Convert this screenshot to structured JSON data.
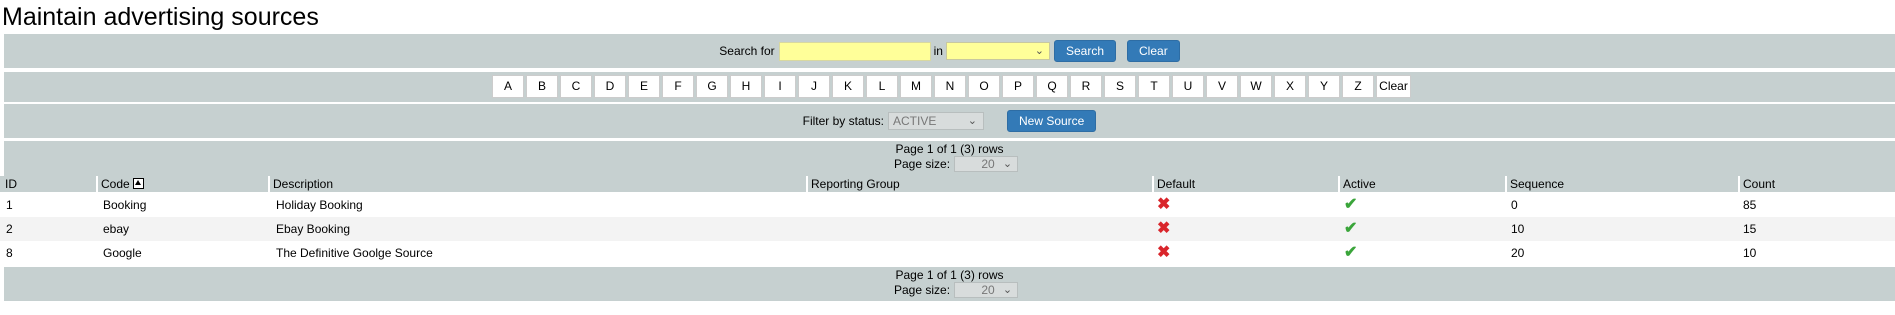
{
  "page": {
    "title": "Maintain advertising sources"
  },
  "search": {
    "label": "Search for",
    "value": "",
    "in_label": "in",
    "field_selected": "",
    "search_button": "Search",
    "clear_button": "Clear"
  },
  "alphabet": {
    "letters": [
      "A",
      "B",
      "C",
      "D",
      "E",
      "F",
      "G",
      "H",
      "I",
      "J",
      "K",
      "L",
      "M",
      "N",
      "O",
      "P",
      "Q",
      "R",
      "S",
      "T",
      "U",
      "V",
      "W",
      "X",
      "Y",
      "Z"
    ],
    "clear_label": "Clear"
  },
  "filter": {
    "label": "Filter by status:",
    "selected": "ACTIVE",
    "new_button": "New Source"
  },
  "pager": {
    "summary": "Page 1 of 1 (3) rows",
    "size_label": "Page size:",
    "size_value": "20"
  },
  "table": {
    "columns": [
      "ID",
      "Code",
      "Description",
      "Reporting Group",
      "Default",
      "Active",
      "Sequence",
      "Count"
    ],
    "rows": [
      {
        "id": "1",
        "code": "Booking",
        "description": "Holiday Booking",
        "reporting_group": "",
        "default": "no",
        "active": "yes",
        "sequence": "0",
        "count": "85"
      },
      {
        "id": "2",
        "code": "ebay",
        "description": "Ebay Booking",
        "reporting_group": "",
        "default": "no",
        "active": "yes",
        "sequence": "10",
        "count": "15"
      },
      {
        "id": "8",
        "code": "Google",
        "description": "The Definitive Goolge Source",
        "reporting_group": "",
        "default": "no",
        "active": "yes",
        "sequence": "20",
        "count": "10"
      }
    ]
  },
  "icons": {
    "sort": "sort-ascending-icon",
    "false": "cross-icon",
    "true": "check-icon",
    "dropdown": "chevron-down-icon"
  },
  "colors": {
    "band": "#c6d0d0",
    "button": "#337ab7",
    "input_highlight": "#ffff99",
    "cross": "#d9252b",
    "check": "#3aa53a"
  }
}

*Given task*:
Give back every line exactly as it stands, pictures excluded.

*Complete response*:
Convert this screenshot to structured JSON data.
{
  "page": {
    "title": "Maintain advertising sources"
  },
  "search": {
    "label": "Search for",
    "value": "",
    "in_label": "in",
    "field_selected": "",
    "search_button": "Search",
    "clear_button": "Clear"
  },
  "alphabet": {
    "letters": [
      "A",
      "B",
      "C",
      "D",
      "E",
      "F",
      "G",
      "H",
      "I",
      "J",
      "K",
      "L",
      "M",
      "N",
      "O",
      "P",
      "Q",
      "R",
      "S",
      "T",
      "U",
      "V",
      "W",
      "X",
      "Y",
      "Z"
    ],
    "clear_label": "Clear"
  },
  "filter": {
    "label": "Filter by status:",
    "selected": "ACTIVE",
    "new_button": "New Source"
  },
  "pager": {
    "summary": "Page 1 of 1 (3) rows",
    "size_label": "Page size:",
    "size_value": "20"
  },
  "table": {
    "columns": [
      "ID",
      "Code",
      "Description",
      "Reporting Group",
      "Default",
      "Active",
      "Sequence",
      "Count"
    ],
    "rows": [
      {
        "id": "1",
        "code": "Booking",
        "description": "Holiday Booking",
        "reporting_group": "",
        "default": "no",
        "active": "yes",
        "sequence": "0",
        "count": "85"
      },
      {
        "id": "2",
        "code": "ebay",
        "description": "Ebay Booking",
        "reporting_group": "",
        "default": "no",
        "active": "yes",
        "sequence": "10",
        "count": "15"
      },
      {
        "id": "8",
        "code": "Google",
        "description": "The Definitive Goolge Source",
        "reporting_group": "",
        "default": "no",
        "active": "yes",
        "sequence": "20",
        "count": "10"
      }
    ]
  },
  "icons": {
    "sort": "sort-ascending-icon",
    "false": "cross-icon",
    "true": "check-icon",
    "dropdown": "chevron-down-icon"
  },
  "colors": {
    "band": "#c6d0d0",
    "button": "#337ab7",
    "input_highlight": "#ffff99",
    "cross": "#d9252b",
    "check": "#3aa53a"
  }
}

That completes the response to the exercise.